* **Exercise**
In how many lines does the string "whose" appear? Answer with the number only.

* **Provided records**
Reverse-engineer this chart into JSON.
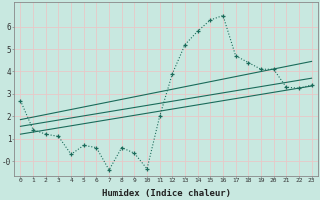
{
  "xlabel": "Humidex (Indice chaleur)",
  "bg_color": "#c8e8e0",
  "line_color": "#1a6b5a",
  "grid_color": "#e8c8c8",
  "x_data": [
    0,
    1,
    2,
    3,
    4,
    5,
    6,
    7,
    8,
    9,
    10,
    11,
    12,
    13,
    14,
    15,
    16,
    17,
    18,
    19,
    20,
    21,
    22,
    23
  ],
  "y_data": [
    2.7,
    1.4,
    1.2,
    1.1,
    0.3,
    0.7,
    0.6,
    -0.4,
    0.6,
    0.35,
    -0.35,
    2.0,
    3.9,
    5.2,
    5.8,
    6.3,
    6.5,
    4.7,
    4.4,
    4.1,
    4.1,
    3.3,
    3.25,
    3.4
  ],
  "trend1_x": [
    0,
    23
  ],
  "trend1_y": [
    1.2,
    3.35
  ],
  "trend2_x": [
    0,
    23
  ],
  "trend2_y": [
    1.55,
    3.7
  ],
  "trend3_x": [
    0,
    23
  ],
  "trend3_y": [
    1.85,
    4.45
  ],
  "ylim": [
    -0.65,
    7.1
  ],
  "xlim": [
    -0.5,
    23.5
  ],
  "yticks": [
    0,
    1,
    2,
    3,
    4,
    5,
    6
  ],
  "ytick_labels": [
    "-0",
    "1",
    "2",
    "3",
    "4",
    "5",
    "6"
  ],
  "xticks": [
    0,
    1,
    2,
    3,
    4,
    5,
    6,
    7,
    8,
    9,
    10,
    11,
    12,
    13,
    14,
    15,
    16,
    17,
    18,
    19,
    20,
    21,
    22,
    23
  ]
}
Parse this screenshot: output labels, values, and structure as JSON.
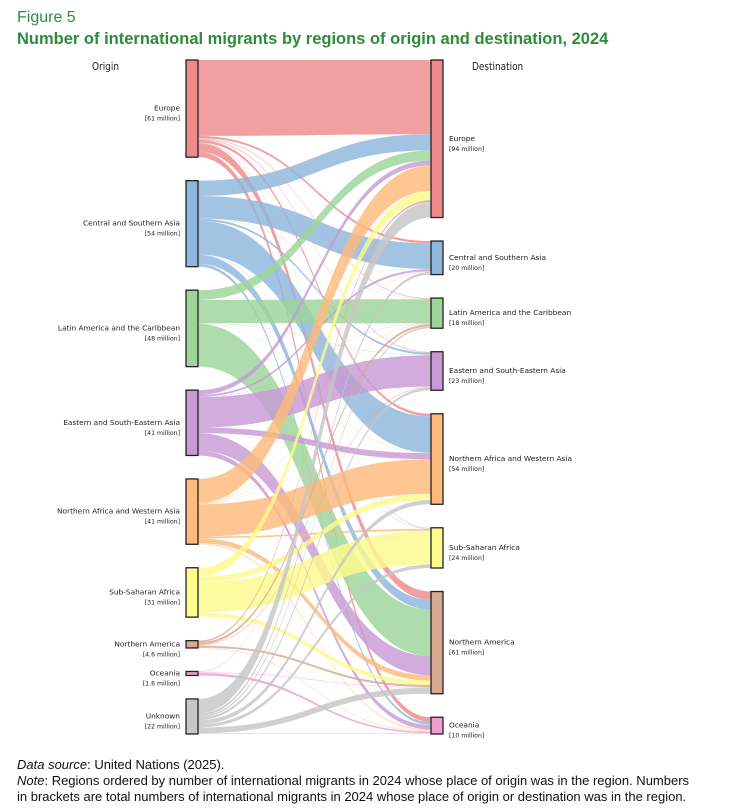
{
  "figure_number": "Figure 5",
  "title": "Number of international migrants by regions of origin and destination, 2024",
  "column_headers": {
    "origin": "Origin",
    "destination": "Destination"
  },
  "footer": {
    "source_label": "Data source",
    "source_text": ": United Nations (2025).",
    "note_label": "Note",
    "note_line1": ": Regions ordered by number of international migrants in 2024 whose place of origin was in the region. Numbers",
    "note_line2": "in brackets are total numbers of international migrants in 2024 whose place of origin or destination was in the region."
  },
  "chart_data": {
    "type": "sankey",
    "title": "Number of international migrants by regions of origin and destination, 2024",
    "units": "million",
    "colors": {
      "Europe": "#ef8a8c",
      "Central and Southern Asia": "#8fb6dc",
      "Latin America and the Caribbean": "#9ed49a",
      "Eastern and South-Eastern Asia": "#c79ad4",
      "Northern Africa and Western Asia": "#fdba7a",
      "Sub-Saharan Africa": "#fdfa8e",
      "Northern America": "#d8a890",
      "Oceania": "#ee9fcd",
      "Unknown": "#c6c6c6"
    },
    "origins": [
      {
        "name": "Europe",
        "total": 61,
        "label": "[61 million]"
      },
      {
        "name": "Central and Southern Asia",
        "total": 54,
        "label": "[54 million]"
      },
      {
        "name": "Latin America and the Caribbean",
        "total": 48,
        "label": "[48 million]"
      },
      {
        "name": "Eastern and South-Eastern Asia",
        "total": 41,
        "label": "[41 million]"
      },
      {
        "name": "Northern Africa and Western Asia",
        "total": 41,
        "label": "[41 million]"
      },
      {
        "name": "Sub-Saharan Africa",
        "total": 31,
        "label": "[31 million]"
      },
      {
        "name": "Northern America",
        "total": 4.6,
        "label": "[4.6 million]"
      },
      {
        "name": "Oceania",
        "total": 1.6,
        "label": "[1.6 million]"
      },
      {
        "name": "Unknown",
        "total": 22,
        "label": "[22 million]"
      }
    ],
    "destinations": [
      {
        "name": "Europe",
        "total": 94,
        "label": "[94 million]"
      },
      {
        "name": "Central and Southern Asia",
        "total": 20,
        "label": "[20 million]"
      },
      {
        "name": "Latin America and the Caribbean",
        "total": 18,
        "label": "[18 million]"
      },
      {
        "name": "Eastern and South-Eastern Asia",
        "total": 23,
        "label": "[23 million]"
      },
      {
        "name": "Northern Africa and Western Asia",
        "total": 54,
        "label": "[54 million]"
      },
      {
        "name": "Sub-Saharan Africa",
        "total": 24,
        "label": "[24 million]"
      },
      {
        "name": "Northern America",
        "total": 61,
        "label": "[61 million]"
      },
      {
        "name": "Oceania",
        "total": 10,
        "label": "[10 million]"
      }
    ],
    "flows": [
      {
        "from": "Europe",
        "to": "Europe",
        "value": 44
      },
      {
        "from": "Europe",
        "to": "Central and Southern Asia",
        "value": 1.2
      },
      {
        "from": "Europe",
        "to": "Latin America and the Caribbean",
        "value": 0.5
      },
      {
        "from": "Europe",
        "to": "Eastern and South-Eastern Asia",
        "value": 0.6
      },
      {
        "from": "Europe",
        "to": "Northern Africa and Western Asia",
        "value": 1.5
      },
      {
        "from": "Europe",
        "to": "Sub-Saharan Africa",
        "value": 0.4
      },
      {
        "from": "Europe",
        "to": "Northern America",
        "value": 4.8
      },
      {
        "from": "Europe",
        "to": "Oceania",
        "value": 3.3
      },
      {
        "from": "Central and Southern Asia",
        "to": "Europe",
        "value": 9.5
      },
      {
        "from": "Central and Southern Asia",
        "to": "Central and Southern Asia",
        "value": 14
      },
      {
        "from": "Central and Southern Asia",
        "to": "Latin America and the Caribbean",
        "value": 0.2
      },
      {
        "from": "Central and Southern Asia",
        "to": "Eastern and South-Eastern Asia",
        "value": 1.2
      },
      {
        "from": "Central and Southern Asia",
        "to": "Northern Africa and Western Asia",
        "value": 21
      },
      {
        "from": "Central and Southern Asia",
        "to": "Sub-Saharan Africa",
        "value": 0.3
      },
      {
        "from": "Central and Southern Asia",
        "to": "Northern America",
        "value": 5.5
      },
      {
        "from": "Central and Southern Asia",
        "to": "Oceania",
        "value": 1.8
      },
      {
        "from": "Latin America and the Caribbean",
        "to": "Europe",
        "value": 6.0
      },
      {
        "from": "Latin America and the Caribbean",
        "to": "Central and Southern Asia",
        "value": 0.1
      },
      {
        "from": "Latin America and the Caribbean",
        "to": "Latin America and the Caribbean",
        "value": 14.5
      },
      {
        "from": "Latin America and the Caribbean",
        "to": "Eastern and South-Eastern Asia",
        "value": 0.3
      },
      {
        "from": "Latin America and the Caribbean",
        "to": "Northern Africa and Western Asia",
        "value": 0.2
      },
      {
        "from": "Latin America and the Caribbean",
        "to": "Northern America",
        "value": 26.5
      },
      {
        "from": "Latin America and the Caribbean",
        "to": "Oceania",
        "value": 0.2
      },
      {
        "from": "Eastern and South-Eastern Asia",
        "to": "Europe",
        "value": 3.0
      },
      {
        "from": "Eastern and South-Eastern Asia",
        "to": "Central and Southern Asia",
        "value": 1.2
      },
      {
        "from": "Eastern and South-Eastern Asia",
        "to": "Latin America and the Caribbean",
        "value": 0.2
      },
      {
        "from": "Eastern and South-Eastern Asia",
        "to": "Eastern and South-Eastern Asia",
        "value": 19
      },
      {
        "from": "Eastern and South-Eastern Asia",
        "to": "Northern Africa and Western Asia",
        "value": 3.5
      },
      {
        "from": "Eastern and South-Eastern Asia",
        "to": "Northern America",
        "value": 11
      },
      {
        "from": "Eastern and South-Eastern Asia",
        "to": "Oceania",
        "value": 3.0
      },
      {
        "from": "Northern Africa and Western Asia",
        "to": "Europe",
        "value": 15
      },
      {
        "from": "Northern Africa and Western Asia",
        "to": "Central and Southern Asia",
        "value": 0.3
      },
      {
        "from": "Northern Africa and Western Asia",
        "to": "Latin America and the Caribbean",
        "value": 0.3
      },
      {
        "from": "Northern Africa and Western Asia",
        "to": "Eastern and South-Eastern Asia",
        "value": 0.2
      },
      {
        "from": "Northern Africa and Western Asia",
        "to": "Northern Africa and Western Asia",
        "value": 20
      },
      {
        "from": "Northern Africa and Western Asia",
        "to": "Sub-Saharan Africa",
        "value": 1.0
      },
      {
        "from": "Northern Africa and Western Asia",
        "to": "Northern America",
        "value": 3.0
      },
      {
        "from": "Northern Africa and Western Asia",
        "to": "Oceania",
        "value": 0.8
      },
      {
        "from": "Sub-Saharan Africa",
        "to": "Europe",
        "value": 5.5
      },
      {
        "from": "Sub-Saharan Africa",
        "to": "Northern Africa and Western Asia",
        "value": 3.5
      },
      {
        "from": "Sub-Saharan Africa",
        "to": "Sub-Saharan Africa",
        "value": 19
      },
      {
        "from": "Sub-Saharan Africa",
        "to": "Northern America",
        "value": 2.5
      },
      {
        "from": "Sub-Saharan Africa",
        "to": "Oceania",
        "value": 0.4
      },
      {
        "from": "Northern America",
        "to": "Europe",
        "value": 1.0
      },
      {
        "from": "Northern America",
        "to": "Latin America and the Caribbean",
        "value": 1.5
      },
      {
        "from": "Northern America",
        "to": "Eastern and South-Eastern Asia",
        "value": 0.6
      },
      {
        "from": "Northern America",
        "to": "Northern America",
        "value": 1.2
      },
      {
        "from": "Northern America",
        "to": "Oceania",
        "value": 0.3
      },
      {
        "from": "Oceania",
        "to": "Europe",
        "value": 0.3
      },
      {
        "from": "Oceania",
        "to": "Northern America",
        "value": 0.3
      },
      {
        "from": "Oceania",
        "to": "Oceania",
        "value": 1.0
      },
      {
        "from": "Unknown",
        "to": "Europe",
        "value": 9.0
      },
      {
        "from": "Unknown",
        "to": "Central and Southern Asia",
        "value": 1.5
      },
      {
        "from": "Unknown",
        "to": "Latin America and the Caribbean",
        "value": 1.0
      },
      {
        "from": "Unknown",
        "to": "Eastern and South-Eastern Asia",
        "value": 1.5
      },
      {
        "from": "Unknown",
        "to": "Northern Africa and Western Asia",
        "value": 2.5
      },
      {
        "from": "Unknown",
        "to": "Sub-Saharan Africa",
        "value": 2.0
      },
      {
        "from": "Unknown",
        "to": "Northern America",
        "value": 3.5
      },
      {
        "from": "Unknown",
        "to": "Oceania",
        "value": 0.5
      }
    ]
  }
}
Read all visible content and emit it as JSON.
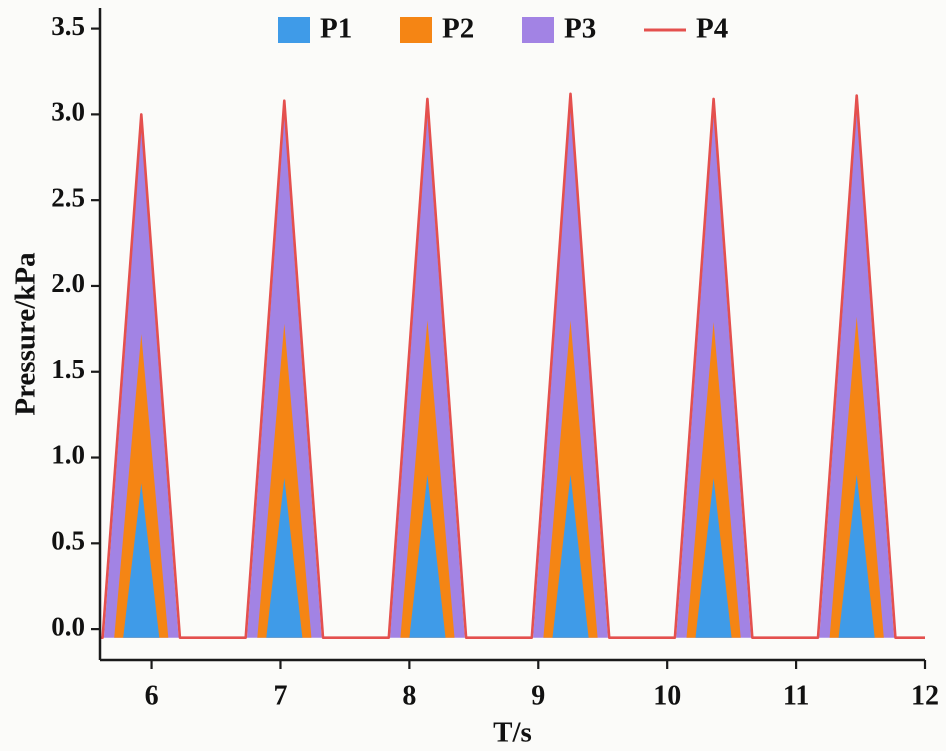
{
  "figure": {
    "description": "Periodic pressure waveform plot with nested triangular peaks"
  },
  "chart_data": {
    "type": "area",
    "title": "",
    "xlabel": "T/s",
    "ylabel": "Pressure/kPa",
    "xlim": [
      5.6,
      12
    ],
    "ylim": [
      -0.18,
      3.62
    ],
    "xticks": [
      6,
      7,
      8,
      9,
      10,
      11,
      12
    ],
    "yticks": [
      0.0,
      0.5,
      1.0,
      1.5,
      2.0,
      2.5,
      3.0,
      3.5
    ],
    "grid": false,
    "legend_position": "top-center",
    "baseline": -0.05,
    "peak_centers": [
      5.92,
      7.03,
      8.14,
      9.25,
      10.36,
      11.47
    ],
    "series": [
      {
        "name": "P3",
        "style": "area",
        "color": "#a283e4",
        "half_width": 0.29,
        "peaks": [
          2.93,
          3.0,
          3.01,
          3.05,
          3.01,
          3.03
        ]
      },
      {
        "name": "P2",
        "style": "area",
        "color": "#f58514",
        "half_width": 0.21,
        "peaks": [
          1.72,
          1.78,
          1.8,
          1.8,
          1.79,
          1.82
        ]
      },
      {
        "name": "P1",
        "style": "area",
        "color": "#3f9be8",
        "half_width": 0.14,
        "peaks": [
          0.85,
          0.88,
          0.9,
          0.9,
          0.88,
          0.9
        ]
      },
      {
        "name": "P4",
        "style": "line",
        "color": "#e4504e",
        "half_width": 0.3,
        "peaks": [
          3.0,
          3.08,
          3.09,
          3.12,
          3.09,
          3.11
        ]
      }
    ],
    "legend_order": [
      "P1",
      "P2",
      "P3",
      "P4"
    ],
    "axis_color": "#1a1a1a"
  }
}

* **Response to this task**
2